▶ Text segment:
========================================================================

Galt is a city in eastern Grundy County, Missouri, United States. The population was 168 at the 2020 census.

==History==
Galt was platted in 1881 when the railroad was extended to that point. A post office called Galt has been in operation since 1881.

==Geography==
Galt is located just south of Missouri Route 6 one mile west of the Grundy-Sullivan county line. Trenton is approximately 12 miles to the southwest and the community of Humphreys is 2.5 miles east in Sullivan County. Medicine Creek flows past to the east along the county line and Little Medicine Creek flows past the east side of the community.

According to the United States Census Bureau, the city has a total area of 0.29 sqmi, all land.

==Demographics==

Historical population
| Census | Pop. | Note | %± |
| 1890 | 653 |  | — |
| 1900 | 582 |  | −10.9% |
| 1910 | 583 |  | 0.2% |
| 1920 | 587 |  | 0.7% |
| 1930 | 467 |  | −20.4% |
| 1940 | 525 |  | 12.4% |
| 1950 | 409 |  | −22.1% |
| 1960 | 373 |  | −8.8% |
| 1970 | 261 |  | −30.0% |
| 1980 | 323 |  | 23.8% |
| 1990 | 296 |  | −8.4% |
| 2000 | 275 |  | −7.1% |
| 2010 | 253 |  | −8.0% |
| 2020 | 168 |  | −33.6% |
U.S. Decennial Census

===2010 census===
As of the census of 2010, there were 253 people, 109 households, and 70 families residing in the city. The population density was 872.4 PD/sqmi. There were 138 housing units at an average density of 475.9 /sqmi. The racial makeup of the city was 94.9% White, 1.6% African American, 0.4% Native American, 0.4% Asian, 0.4% Pacific Islander, and 2.4% from two or more races.

========================================================================

Bounding box predictions

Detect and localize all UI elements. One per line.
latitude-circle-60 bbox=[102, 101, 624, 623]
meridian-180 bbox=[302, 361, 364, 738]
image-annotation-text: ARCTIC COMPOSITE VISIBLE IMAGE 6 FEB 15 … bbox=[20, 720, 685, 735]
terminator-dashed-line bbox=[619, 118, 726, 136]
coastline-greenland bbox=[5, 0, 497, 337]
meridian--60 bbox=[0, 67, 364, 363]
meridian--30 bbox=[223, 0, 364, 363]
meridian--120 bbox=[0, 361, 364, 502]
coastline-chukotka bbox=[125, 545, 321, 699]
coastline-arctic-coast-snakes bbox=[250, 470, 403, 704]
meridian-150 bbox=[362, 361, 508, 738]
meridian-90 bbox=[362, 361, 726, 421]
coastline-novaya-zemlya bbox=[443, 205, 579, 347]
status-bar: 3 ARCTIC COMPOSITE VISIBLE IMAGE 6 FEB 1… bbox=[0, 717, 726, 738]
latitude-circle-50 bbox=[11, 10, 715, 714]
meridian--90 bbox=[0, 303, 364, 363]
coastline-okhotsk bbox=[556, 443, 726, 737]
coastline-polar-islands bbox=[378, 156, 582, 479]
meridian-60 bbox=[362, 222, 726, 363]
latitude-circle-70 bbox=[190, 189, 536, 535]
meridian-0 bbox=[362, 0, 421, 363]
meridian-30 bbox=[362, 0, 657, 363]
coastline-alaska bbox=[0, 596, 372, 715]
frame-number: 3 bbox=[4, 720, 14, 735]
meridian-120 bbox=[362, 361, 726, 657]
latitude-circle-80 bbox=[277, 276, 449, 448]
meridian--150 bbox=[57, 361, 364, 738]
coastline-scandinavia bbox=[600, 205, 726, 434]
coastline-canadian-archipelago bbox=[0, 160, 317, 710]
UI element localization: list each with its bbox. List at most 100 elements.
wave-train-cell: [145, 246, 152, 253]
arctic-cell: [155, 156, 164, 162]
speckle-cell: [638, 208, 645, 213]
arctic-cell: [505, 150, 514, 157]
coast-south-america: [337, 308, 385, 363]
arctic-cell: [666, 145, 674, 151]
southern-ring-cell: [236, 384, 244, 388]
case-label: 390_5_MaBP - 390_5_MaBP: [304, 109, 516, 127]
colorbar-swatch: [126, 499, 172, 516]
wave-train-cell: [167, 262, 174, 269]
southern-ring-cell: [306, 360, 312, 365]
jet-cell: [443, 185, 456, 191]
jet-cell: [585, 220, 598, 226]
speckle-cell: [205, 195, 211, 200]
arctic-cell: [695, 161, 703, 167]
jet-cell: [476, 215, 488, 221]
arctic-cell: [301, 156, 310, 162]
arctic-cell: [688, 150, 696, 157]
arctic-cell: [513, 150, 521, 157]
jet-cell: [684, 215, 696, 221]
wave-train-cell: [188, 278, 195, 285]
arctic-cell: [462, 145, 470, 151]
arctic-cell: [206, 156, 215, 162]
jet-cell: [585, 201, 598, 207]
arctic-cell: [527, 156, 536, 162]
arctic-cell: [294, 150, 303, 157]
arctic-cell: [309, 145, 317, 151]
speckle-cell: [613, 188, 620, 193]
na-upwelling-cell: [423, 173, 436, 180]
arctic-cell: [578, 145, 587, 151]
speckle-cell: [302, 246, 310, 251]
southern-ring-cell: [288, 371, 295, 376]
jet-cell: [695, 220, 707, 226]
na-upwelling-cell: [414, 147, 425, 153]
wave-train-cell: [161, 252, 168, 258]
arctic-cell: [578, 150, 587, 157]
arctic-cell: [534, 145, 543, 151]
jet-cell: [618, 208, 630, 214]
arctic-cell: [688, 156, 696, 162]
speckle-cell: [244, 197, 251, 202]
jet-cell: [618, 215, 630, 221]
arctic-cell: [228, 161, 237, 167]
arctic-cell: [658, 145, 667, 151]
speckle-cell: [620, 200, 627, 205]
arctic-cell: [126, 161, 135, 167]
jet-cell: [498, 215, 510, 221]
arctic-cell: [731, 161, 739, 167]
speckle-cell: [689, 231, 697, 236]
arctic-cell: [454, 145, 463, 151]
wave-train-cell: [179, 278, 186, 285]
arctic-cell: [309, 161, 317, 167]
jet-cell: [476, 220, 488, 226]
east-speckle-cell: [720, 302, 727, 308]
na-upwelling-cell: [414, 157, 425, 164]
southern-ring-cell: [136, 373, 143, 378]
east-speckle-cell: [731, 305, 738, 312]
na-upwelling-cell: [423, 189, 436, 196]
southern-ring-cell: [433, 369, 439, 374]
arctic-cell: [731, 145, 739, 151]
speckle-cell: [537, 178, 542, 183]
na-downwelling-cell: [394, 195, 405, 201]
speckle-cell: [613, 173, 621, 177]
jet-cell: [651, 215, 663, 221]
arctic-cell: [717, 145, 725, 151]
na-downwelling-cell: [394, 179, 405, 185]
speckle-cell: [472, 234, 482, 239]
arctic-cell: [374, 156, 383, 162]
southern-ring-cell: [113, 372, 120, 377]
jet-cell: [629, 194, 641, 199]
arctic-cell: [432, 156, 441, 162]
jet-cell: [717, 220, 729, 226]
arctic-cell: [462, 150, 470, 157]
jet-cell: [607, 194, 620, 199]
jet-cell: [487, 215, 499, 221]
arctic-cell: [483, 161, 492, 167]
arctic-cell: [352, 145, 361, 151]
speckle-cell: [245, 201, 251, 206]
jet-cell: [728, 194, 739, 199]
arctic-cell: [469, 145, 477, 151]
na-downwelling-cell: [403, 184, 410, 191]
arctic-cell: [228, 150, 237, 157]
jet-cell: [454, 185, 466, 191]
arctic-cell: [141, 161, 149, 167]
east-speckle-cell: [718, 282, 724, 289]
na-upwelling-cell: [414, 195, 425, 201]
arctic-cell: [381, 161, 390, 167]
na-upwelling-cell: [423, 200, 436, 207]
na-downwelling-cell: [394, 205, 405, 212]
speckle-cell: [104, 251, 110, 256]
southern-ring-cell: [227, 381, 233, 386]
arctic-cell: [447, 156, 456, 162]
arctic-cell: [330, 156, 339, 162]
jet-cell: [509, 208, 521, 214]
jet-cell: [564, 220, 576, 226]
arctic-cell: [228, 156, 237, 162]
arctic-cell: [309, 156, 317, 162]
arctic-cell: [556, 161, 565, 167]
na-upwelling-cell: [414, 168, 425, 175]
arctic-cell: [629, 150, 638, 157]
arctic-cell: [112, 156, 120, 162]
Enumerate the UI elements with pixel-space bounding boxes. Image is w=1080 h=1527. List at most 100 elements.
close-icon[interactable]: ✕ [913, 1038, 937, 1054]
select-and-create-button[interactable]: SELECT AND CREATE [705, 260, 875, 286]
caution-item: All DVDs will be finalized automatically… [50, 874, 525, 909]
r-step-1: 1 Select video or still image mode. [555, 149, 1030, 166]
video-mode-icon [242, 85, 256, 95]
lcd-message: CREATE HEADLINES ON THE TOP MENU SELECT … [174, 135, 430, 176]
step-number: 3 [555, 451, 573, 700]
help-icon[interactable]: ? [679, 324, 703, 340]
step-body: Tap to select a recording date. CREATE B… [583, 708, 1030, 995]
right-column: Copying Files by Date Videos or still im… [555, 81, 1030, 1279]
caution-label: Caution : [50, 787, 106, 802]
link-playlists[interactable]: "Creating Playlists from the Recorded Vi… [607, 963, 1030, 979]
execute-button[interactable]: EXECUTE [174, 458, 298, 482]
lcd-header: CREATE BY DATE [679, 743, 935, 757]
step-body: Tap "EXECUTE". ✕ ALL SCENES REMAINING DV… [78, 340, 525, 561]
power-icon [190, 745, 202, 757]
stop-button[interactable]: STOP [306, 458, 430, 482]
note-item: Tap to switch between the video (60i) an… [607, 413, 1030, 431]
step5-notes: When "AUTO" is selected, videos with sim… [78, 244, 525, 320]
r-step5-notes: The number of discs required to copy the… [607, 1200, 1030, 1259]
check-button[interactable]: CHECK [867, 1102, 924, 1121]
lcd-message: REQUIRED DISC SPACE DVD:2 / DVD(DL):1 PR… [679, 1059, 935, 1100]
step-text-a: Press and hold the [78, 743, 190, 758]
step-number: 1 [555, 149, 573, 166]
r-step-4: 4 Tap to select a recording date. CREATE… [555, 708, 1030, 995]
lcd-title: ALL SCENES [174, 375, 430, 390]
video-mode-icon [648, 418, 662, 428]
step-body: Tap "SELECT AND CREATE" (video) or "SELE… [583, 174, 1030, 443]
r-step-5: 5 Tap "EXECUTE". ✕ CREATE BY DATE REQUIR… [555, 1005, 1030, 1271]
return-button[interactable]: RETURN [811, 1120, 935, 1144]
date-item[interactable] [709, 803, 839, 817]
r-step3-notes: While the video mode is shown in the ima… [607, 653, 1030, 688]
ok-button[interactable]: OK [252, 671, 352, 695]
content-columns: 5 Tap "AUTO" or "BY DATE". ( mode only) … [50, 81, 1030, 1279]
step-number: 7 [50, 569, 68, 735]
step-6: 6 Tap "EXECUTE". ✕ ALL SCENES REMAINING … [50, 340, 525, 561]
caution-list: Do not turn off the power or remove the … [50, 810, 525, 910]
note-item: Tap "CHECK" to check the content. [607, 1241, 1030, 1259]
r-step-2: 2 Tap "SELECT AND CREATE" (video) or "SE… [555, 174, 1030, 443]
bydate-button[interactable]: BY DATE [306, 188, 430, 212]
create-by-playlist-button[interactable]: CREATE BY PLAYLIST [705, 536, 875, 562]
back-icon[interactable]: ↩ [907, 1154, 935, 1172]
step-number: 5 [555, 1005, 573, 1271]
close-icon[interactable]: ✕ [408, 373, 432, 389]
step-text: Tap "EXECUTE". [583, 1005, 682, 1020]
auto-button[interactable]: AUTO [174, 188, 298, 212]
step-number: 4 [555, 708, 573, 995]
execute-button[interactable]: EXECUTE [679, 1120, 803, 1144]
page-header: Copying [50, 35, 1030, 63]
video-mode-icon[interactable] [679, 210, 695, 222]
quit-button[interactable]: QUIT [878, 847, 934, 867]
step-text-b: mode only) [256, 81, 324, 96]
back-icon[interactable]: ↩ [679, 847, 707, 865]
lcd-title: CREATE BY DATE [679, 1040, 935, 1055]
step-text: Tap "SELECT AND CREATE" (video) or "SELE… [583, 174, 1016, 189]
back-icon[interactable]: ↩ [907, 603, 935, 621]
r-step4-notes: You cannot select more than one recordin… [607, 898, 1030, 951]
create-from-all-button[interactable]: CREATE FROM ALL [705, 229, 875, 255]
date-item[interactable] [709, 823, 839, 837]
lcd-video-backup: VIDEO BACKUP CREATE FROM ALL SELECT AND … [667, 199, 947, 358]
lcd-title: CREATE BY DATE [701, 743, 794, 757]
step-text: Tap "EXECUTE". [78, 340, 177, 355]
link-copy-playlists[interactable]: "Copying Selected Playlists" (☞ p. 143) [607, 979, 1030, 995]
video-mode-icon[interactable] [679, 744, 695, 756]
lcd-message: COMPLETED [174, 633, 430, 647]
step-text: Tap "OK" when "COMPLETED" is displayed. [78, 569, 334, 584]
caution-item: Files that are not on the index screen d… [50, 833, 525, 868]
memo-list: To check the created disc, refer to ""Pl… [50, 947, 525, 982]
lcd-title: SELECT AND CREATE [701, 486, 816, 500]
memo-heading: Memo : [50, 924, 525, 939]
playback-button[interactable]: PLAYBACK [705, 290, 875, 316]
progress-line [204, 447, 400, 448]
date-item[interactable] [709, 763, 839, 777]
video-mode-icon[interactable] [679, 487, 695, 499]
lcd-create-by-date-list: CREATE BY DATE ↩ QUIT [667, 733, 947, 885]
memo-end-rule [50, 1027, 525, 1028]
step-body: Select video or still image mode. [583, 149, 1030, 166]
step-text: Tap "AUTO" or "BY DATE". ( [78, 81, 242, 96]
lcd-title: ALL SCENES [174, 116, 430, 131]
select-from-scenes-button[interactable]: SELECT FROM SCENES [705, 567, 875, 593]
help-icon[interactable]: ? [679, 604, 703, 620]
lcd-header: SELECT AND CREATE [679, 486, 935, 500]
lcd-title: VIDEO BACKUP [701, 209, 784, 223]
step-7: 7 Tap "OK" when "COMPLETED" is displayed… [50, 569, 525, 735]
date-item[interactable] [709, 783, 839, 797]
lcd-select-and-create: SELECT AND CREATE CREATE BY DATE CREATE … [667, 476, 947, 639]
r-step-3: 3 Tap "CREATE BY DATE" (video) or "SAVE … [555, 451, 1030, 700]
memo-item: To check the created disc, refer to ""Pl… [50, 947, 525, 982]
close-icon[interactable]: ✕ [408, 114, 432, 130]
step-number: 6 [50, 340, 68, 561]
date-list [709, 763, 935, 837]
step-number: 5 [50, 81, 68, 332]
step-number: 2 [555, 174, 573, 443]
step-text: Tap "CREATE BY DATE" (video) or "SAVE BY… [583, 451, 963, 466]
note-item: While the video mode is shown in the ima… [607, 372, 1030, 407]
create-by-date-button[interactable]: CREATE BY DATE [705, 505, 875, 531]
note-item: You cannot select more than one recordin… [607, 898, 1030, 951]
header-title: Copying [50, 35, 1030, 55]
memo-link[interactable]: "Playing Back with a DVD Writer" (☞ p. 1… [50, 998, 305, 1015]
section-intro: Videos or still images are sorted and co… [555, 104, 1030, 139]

========================================================================

▶ Problem description:
Answer these questions from the text about Galt, Missouri:
1. In what year was Galt platted?
2. What is the city's total area?
3. How many housing units were there in 2010?
These rows have no connection to the text about Galt.

▶ Reply to the task:
1. 1881
2. 0.29 square miles, all land
3. 138